### Material provided
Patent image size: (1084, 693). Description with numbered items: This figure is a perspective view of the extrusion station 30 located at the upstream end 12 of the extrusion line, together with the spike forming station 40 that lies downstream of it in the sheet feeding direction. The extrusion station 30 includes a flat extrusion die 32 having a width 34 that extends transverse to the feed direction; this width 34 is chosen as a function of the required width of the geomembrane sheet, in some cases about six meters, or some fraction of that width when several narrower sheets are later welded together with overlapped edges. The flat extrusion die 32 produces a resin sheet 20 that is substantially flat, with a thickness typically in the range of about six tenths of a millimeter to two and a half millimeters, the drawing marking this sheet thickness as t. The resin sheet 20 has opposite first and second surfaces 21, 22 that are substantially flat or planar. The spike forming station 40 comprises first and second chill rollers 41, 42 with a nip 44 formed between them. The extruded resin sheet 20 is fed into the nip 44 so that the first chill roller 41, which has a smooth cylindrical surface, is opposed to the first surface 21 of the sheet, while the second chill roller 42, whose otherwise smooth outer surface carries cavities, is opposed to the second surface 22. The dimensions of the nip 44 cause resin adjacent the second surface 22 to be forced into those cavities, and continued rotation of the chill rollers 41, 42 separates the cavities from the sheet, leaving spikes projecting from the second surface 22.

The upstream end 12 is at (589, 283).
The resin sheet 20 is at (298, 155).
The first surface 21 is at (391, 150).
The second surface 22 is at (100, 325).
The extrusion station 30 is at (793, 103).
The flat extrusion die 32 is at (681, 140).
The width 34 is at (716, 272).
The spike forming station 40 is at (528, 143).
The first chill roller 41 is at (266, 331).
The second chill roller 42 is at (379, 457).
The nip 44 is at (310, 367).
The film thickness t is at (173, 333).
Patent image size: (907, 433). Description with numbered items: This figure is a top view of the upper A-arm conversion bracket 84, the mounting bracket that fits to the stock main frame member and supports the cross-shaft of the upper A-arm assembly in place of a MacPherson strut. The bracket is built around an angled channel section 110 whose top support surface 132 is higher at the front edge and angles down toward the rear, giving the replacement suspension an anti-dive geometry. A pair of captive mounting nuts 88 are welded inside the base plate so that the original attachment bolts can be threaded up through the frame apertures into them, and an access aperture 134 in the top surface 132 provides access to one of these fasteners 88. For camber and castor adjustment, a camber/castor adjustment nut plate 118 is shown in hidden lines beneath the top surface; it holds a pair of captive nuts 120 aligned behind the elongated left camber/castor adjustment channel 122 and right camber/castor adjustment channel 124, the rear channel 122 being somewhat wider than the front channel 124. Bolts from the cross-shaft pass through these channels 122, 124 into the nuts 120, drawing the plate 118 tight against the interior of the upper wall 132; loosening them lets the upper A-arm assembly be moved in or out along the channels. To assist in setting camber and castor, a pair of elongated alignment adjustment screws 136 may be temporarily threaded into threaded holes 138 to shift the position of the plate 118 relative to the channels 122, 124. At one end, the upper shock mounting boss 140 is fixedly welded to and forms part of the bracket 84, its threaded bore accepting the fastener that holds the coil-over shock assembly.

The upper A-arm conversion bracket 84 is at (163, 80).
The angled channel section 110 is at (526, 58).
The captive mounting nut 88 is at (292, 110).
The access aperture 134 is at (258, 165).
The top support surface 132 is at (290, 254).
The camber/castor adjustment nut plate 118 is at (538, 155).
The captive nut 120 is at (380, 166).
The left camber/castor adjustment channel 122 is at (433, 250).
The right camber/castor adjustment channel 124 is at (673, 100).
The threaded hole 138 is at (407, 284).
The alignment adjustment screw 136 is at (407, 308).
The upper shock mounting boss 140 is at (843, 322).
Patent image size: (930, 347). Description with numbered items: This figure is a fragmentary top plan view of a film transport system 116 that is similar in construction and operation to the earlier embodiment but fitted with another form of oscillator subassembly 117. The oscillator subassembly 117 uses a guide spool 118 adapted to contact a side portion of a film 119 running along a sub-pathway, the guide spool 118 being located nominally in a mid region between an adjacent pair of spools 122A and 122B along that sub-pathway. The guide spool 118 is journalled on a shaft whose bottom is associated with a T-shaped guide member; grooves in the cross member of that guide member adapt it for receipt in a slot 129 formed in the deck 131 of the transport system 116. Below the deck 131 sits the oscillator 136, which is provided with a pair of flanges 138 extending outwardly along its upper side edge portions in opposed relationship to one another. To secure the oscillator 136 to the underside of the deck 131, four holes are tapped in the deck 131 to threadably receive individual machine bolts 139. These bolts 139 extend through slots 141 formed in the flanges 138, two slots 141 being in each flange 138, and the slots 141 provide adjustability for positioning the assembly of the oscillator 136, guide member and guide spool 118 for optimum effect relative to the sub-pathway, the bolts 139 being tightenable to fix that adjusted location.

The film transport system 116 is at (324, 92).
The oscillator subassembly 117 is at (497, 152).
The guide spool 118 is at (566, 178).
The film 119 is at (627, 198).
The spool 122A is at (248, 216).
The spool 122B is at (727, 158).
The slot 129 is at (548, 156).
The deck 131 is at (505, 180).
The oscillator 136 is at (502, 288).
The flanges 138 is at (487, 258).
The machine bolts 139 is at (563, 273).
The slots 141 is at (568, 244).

### Do this
Pull out every line of the records that contains the string "boss", matching case exactly.

### Written response
Patent image size: (907, 433). Description with numbered items: This figure is a top view of the upper A-arm conversion bracket 84, the mounting bracket that fits to the stock main frame member and supports the cross-shaft of the upper A-arm assembly in place of a MacPherson strut. The bracket is built around an angled channel section 110 whose top support surface 132 is higher at the front edge and angles down toward the rear, giving the replacement suspension an anti-dive geometry. A pair of captive mounting nuts 88 are welded inside the base plate so that the original attachment bolts can be threaded up through the frame apertures into them, and an access aperture 134 in the top surface 132 provides access to one of these fasteners 88. For camber and castor adjustment, a camber/castor adjustment nut plate 118 is shown in hidden lines beneath the top surface; it holds a pair of captive nuts 120 aligned behind the elongated left camber/castor adjustment channel 122 and right camber/castor adjustment channel 124, the rear channel 122 being somewhat wider than the front channel 124. Bolts from the cross-shaft pass through these channels 122, 124 into the nuts 120, drawing the plate 118 tight against the interior of the upper wall 132; loosening them lets the upper A-arm assembly be moved in or out along the channels. To assist in setting camber and castor, a pair of elongated alignment adjustment screws 136 may be temporarily threaded into threaded holes 138 to shift the position of the plate 118 relative to the channels 122, 124. At one end, the upper shock mounting boss 140 is fixedly welded to and forms part of the bracket 84, its threaded bore accepting the fastener that holds the coil-over shock assembly.
The upper shock mounting boss 140 is at (843, 322).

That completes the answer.